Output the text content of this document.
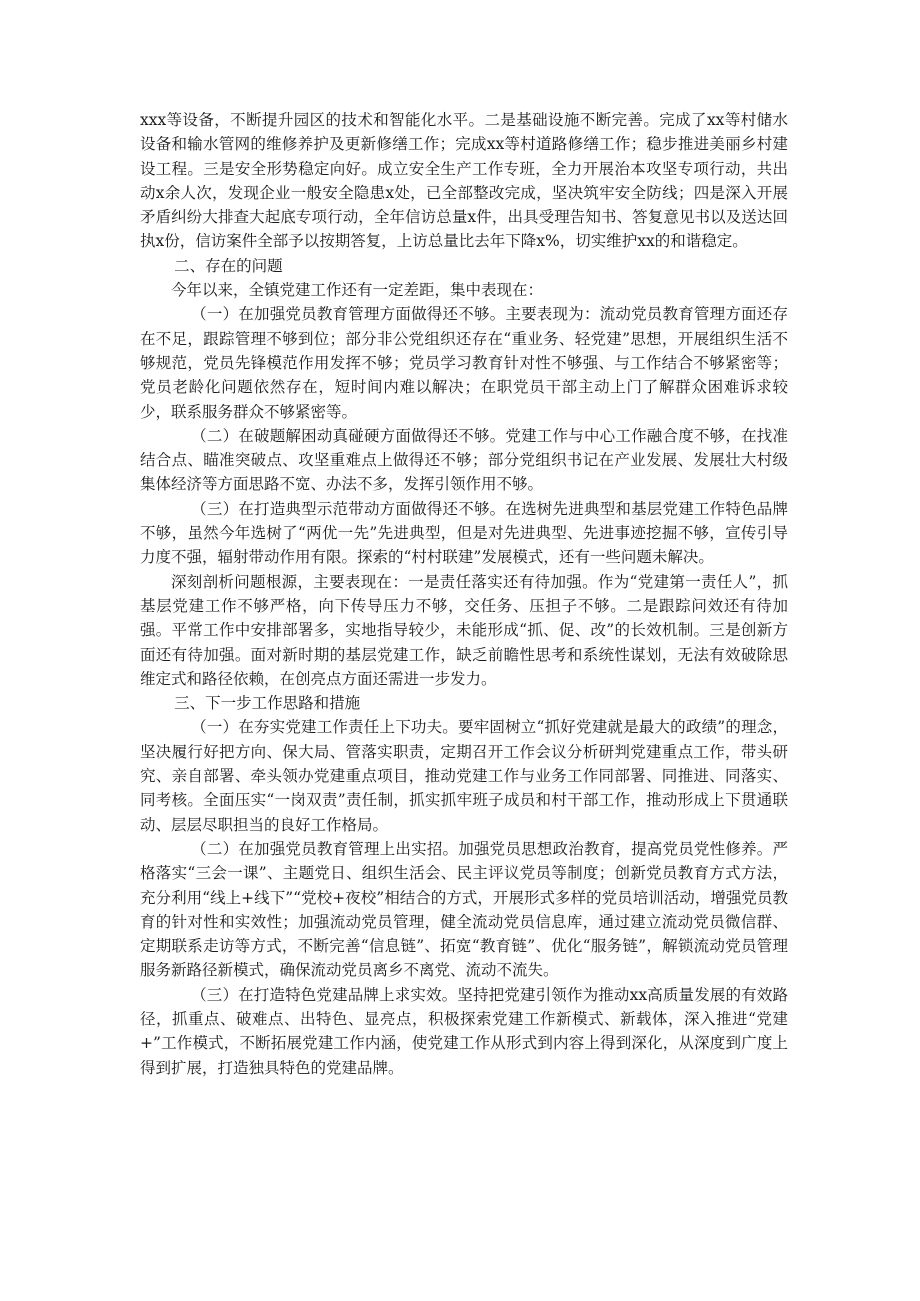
xxx等设备，不断提升园区的技术和智能化水平。二是基础设施不断完善。完成了xx等村储水设备和输水管网的维修养护及更新修缮工作；完成xx等村道路修缮工作；稳步推进美丽乡村建设工程。三是安全形势稳定向好。成立安全生产工作专班，全力开展治本攻坚专项行动，共出动x余人次，发现企业一般安全隐患x处，已全部整改完成，坚决筑牢安全防线；四是深入开展矛盾纠纷大排查大起底专项行动，全年信访总量x件，出具受理告知书、答复意见书以及送达回执x份，信访案件全部予以按期答复，上访总量比去年下降x%，切实维护xx的和谐稳定。

二、存在的问题

今年以来，全镇党建工作还有一定差距，集中表现在：

（一）在加强党员教育管理方面做得还不够。主要表现为：流动党员教育管理方面还存在不足，跟踪管理不够到位；部分非公党组织还存在“重业务、轻党建”思想，开展组织生活不够规范，党员先锋模范作用发挥不够；党员学习教育针对性不够强、与工作结合不够紧密等；党员老龄化问题依然存在，短时间内难以解决；在职党员干部主动上门了解群众困难诉求较少，联系服务群众不够紧密等。

（二）在破题解困动真碰硬方面做得还不够。党建工作与中心工作融合度不够，在找准结合点、瞄准突破点、攻坚重难点上做得还不够；部分党组织书记在产业发展、发展壮大村级集体经济等方面思路不宽、办法不多，发挥引领作用不够。

（三）在打造典型示范带动方面做得还不够。在选树先进典型和基层党建工作特色品牌不够，虽然今年选树了“两优一先”先进典型，但是对先进典型、先进事迹挖掘不够，宣传引导力度不强，辐射带动作用有限。探索的“村村联建”发展模式，还有一些问题未解决。

深刻剖析问题根源，主要表现在：一是责任落实还有待加强。作为“党建第一责任人”，抓基层党建工作不够严格，向下传导压力不够，交任务、压担子不够。二是跟踪问效还有待加强。平常工作中安排部署多，实地指导较少，未能形成“抓、促、改”的长效机制。三是创新方面还有待加强。面对新时期的基层党建工作，缺乏前瞻性思考和系统性谋划，无法有效破除思维定式和路径依赖，在创亮点方面还需进一步发力。

三、下一步工作思路和措施

（一）在夯实党建工作责任上下功夫。要牢固树立“抓好党建就是最大的政绩”的理念，坚决履行好把方向、保大局、管落实职责，定期召开工作会议分析研判党建重点工作，带头研究、亲自部署、牵头领办党建重点项目，推动党建工作与业务工作同部署、同推进、同落实、同考核。全面压实“一岗双责”责任制，抓实抓牢班子成员和村干部工作，推动形成上下贯通联动、层层尽职担当的良好工作格局。

（二）在加强党员教育管理上出实招。加强党员思想政治教育，提高党员党性修养。严格落实“三会一课”、主题党日、组织生活会、民主评议党员等制度；创新党员教育方式方法，充分利用“线上+线下”“党校+夜校”相结合的方式，开展形式多样的党员培训活动，增强党员教育的针对性和实效性；加强流动党员管理，健全流动党员信息库，通过建立流动党员微信群、定期联系走访等方式，不断完善“信息链”、拓宽“教育链”、优化“服务链”，解锁流动党员管理服务新路径新模式，确保流动党员离乡不离党、流动不流失。

（三）在打造特色党建品牌上求实效。坚持把党建引领作为推动xx高质量发展的有效路径，抓重点、破难点、出特色、显亮点，积极探索党建工作新模式、新载体，深入推进“党建+”工作模式，不断拓展党建工作内涵，使党建工作从形式到内容上得到深化，从深度到广度上得到扩展，打造独具特色的党建品牌。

=======

• _WRITTEN EXERCISE_:
Using the material above, retype each entry exactly and omit the pictures.

• _PROBLEM SOLUTION_:
Output the text content of this document.
xxx等设备，不断提升园区的技术和智能化水平。二是基础设施不断完善。完成了xx等村储水设备和输水管网的维修养护及更新修缮工作；完成xx等村道路修缮工作；稳步推进美丽乡村建设工程。三是安全形势稳定向好。成立安全生产工作专班，全力开展治本攻坚专项行动，共出动x余人次，发现企业一般安全隐患x处，已全部整改完成，坚决筑牢安全防线；四是深入开展矛盾纠纷大排查大起底专项行动，全年信访总量x件，出具受理告知书、答复意见书以及送达回执x份，信访案件全部予以按期答复，上访总量比去年下降x%，切实维护xx的和谐稳定。

二、存在的问题

今年以来，全镇党建工作还有一定差距，集中表现在：

（一）在加强党员教育管理方面做得还不够。主要表现为：流动党员教育管理方面还存在不足，跟踪管理不够到位；部分非公党组织还存在“重业务、轻党建”思想，开展组织生活不够规范，党员先锋模范作用发挥不够；党员学习教育针对性不够强、与工作结合不够紧密等；党员老龄化问题依然存在，短时间内难以解决；在职党员干部主动上门了解群众困难诉求较少，联系服务群众不够紧密等。

（二）在破题解困动真碰硬方面做得还不够。党建工作与中心工作融合度不够，在找准结合点、瞄准突破点、攻坚重难点上做得还不够；部分党组织书记在产业发展、发展壮大村级集体经济等方面思路不宽、办法不多，发挥引领作用不够。

（三）在打造典型示范带动方面做得还不够。在选树先进典型和基层党建工作特色品牌不够，虽然今年选树了“两优一先”先进典型，但是对先进典型、先进事迹挖掘不够，宣传引导力度不强，辐射带动作用有限。探索的“村村联建”发展模式，还有一些问题未解决。

深刻剖析问题根源，主要表现在：一是责任落实还有待加强。作为“党建第一责任人”，抓基层党建工作不够严格，向下传导压力不够，交任务、压担子不够。二是跟踪问效还有待加强。平常工作中安排部署多，实地指导较少，未能形成“抓、促、改”的长效机制。三是创新方面还有待加强。面对新时期的基层党建工作，缺乏前瞻性思考和系统性谋划，无法有效破除思维定式和路径依赖，在创亮点方面还需进一步发力。

三、下一步工作思路和措施

（一）在夯实党建工作责任上下功夫。要牢固树立“抓好党建就是最大的政绩”的理念，坚决履行好把方向、保大局、管落实职责，定期召开工作会议分析研判党建重点工作，带头研究、亲自部署、牵头领办党建重点项目，推动党建工作与业务工作同部署、同推进、同落实、同考核。全面压实“一岗双责”责任制，抓实抓牢班子成员和村干部工作，推动形成上下贯通联动、层层尽职担当的良好工作格局。

（二）在加强党员教育管理上出实招。加强党员思想政治教育，提高党员党性修养。严格落实“三会一课”、主题党日、组织生活会、民主评议党员等制度；创新党员教育方式方法，充分利用“线上+线下”“党校+夜校”相结合的方式，开展形式多样的党员培训活动，增强党员教育的针对性和实效性；加强流动党员管理，健全流动党员信息库，通过建立流动党员微信群、定期联系走访等方式，不断完善“信息链”、拓宽“教育链”、优化“服务链”，解锁流动党员管理服务新路径新模式，确保流动党员离乡不离党、流动不流失。

（三）在打造特色党建品牌上求实效。坚持把党建引领作为推动xx高质量发展的有效路径，抓重点、破难点、出特色、显亮点，积极探索党建工作新模式、新载体，深入推进“党建+”工作模式，不断拓展党建工作内涵，使党建工作从形式到内容上得到深化，从深度到广度上得到扩展，打造独具特色的党建品牌。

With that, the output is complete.